**What to do**
Make an exact copy of the lines, leaving the pictures out.

**The data**
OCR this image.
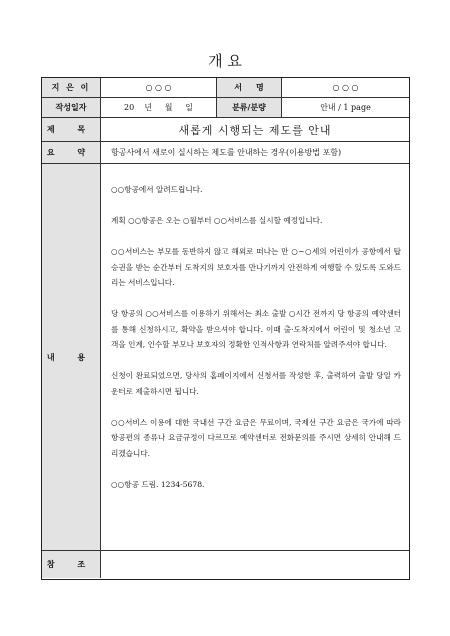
개 요
지 은 이	○ ○ ○	서     명	○ ○ ○
작성일자	20    년     월     일	분류/분량	안내 / 1 page
제 목	새롭게 시행되는 제도를 안내
요 약	항공사에서 새로이 실시하는 제도를 안내하는 경우(이용방법 포함)
내 용

○○항공에서 알려드립니다.

계획 ○○항공은 오는 ○월부터 ○○서비스를 실시할 예정입니다.

○○서비스는 부모를 동반하지 않고 해외로 떠나는 만 ○~○세의 어린이가 공항에서 탑승권을 받는 순간부터 도착지의 보호자를 만나기까지 안전하게 여행할 수 있도록 도와드리는 서비스입니다.

당 항공의 ○○서비스를 이용하기 위해서는 최소 출발 ○시간 전까지 당 항공의 예약센터를 통해 신청하시고, 확약을 받으셔야 합니다. 이때 출·도착지에서 어린이 및 청소년 고객을 인계, 인수할 부모나 보호자의 정확한 인적사항과 연락처를 알려주셔야 합니다.

신청이 완료되었으면, 당사의 홈페이지에서 신청서를 작성한 후, 출력하여 출발 당일 카운터로 제출하시면 됩니다.

○○서비스 이용에 대한 국내선 구간 요금은 무료이며, 국제선 구간 요금은 국가에 따라 항공편의 종류나 요금규정이 다르므로 예약센터로 전화문의를 주시면 상세히 안내해 드리겠습니다.

○○항공 드림. 1234-5678.

참 조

**Output of the exercise**
OCR this image.
개 요
지 은 이	○ ○ ○	서     명	○ ○ ○
작성일자	20    년     월     일	분류/분량	안내 / 1 page
제 목	새롭게 시행되는 제도를 안내
요 약	항공사에서 새로이 실시하는 제도를 안내하는 경우(이용방법 포함)
내 용

○○항공에서 알려드립니다.

계획 ○○항공은 오는 ○월부터 ○○서비스를 실시할 예정입니다.

○○서비스는 부모를 동반하지 않고 해외로 떠나는 만 ○~○세의 어린이가 공항에서 탑승권을 받는 순간부터 도착지의 보호자를 만나기까지 안전하게 여행할 수 있도록 도와드리는 서비스입니다.

당 항공의 ○○서비스를 이용하기 위해서는 최소 출발 ○시간 전까지 당 항공의 예약센터를 통해 신청하시고, 확약을 받으셔야 합니다. 이때 출·도착지에서 어린이 및 청소년 고객을 인계, 인수할 부모나 보호자의 정확한 인적사항과 연락처를 알려주셔야 합니다.

신청이 완료되었으면, 당사의 홈페이지에서 신청서를 작성한 후, 출력하여 출발 당일 카운터로 제출하시면 됩니다.

○○서비스 이용에 대한 국내선 구간 요금은 무료이며, 국제선 구간 요금은 국가에 따라 항공편의 종류나 요금규정이 다르므로 예약센터로 전화문의를 주시면 상세히 안내해 드리겠습니다.

○○항공 드림. 1234-5678.

참 조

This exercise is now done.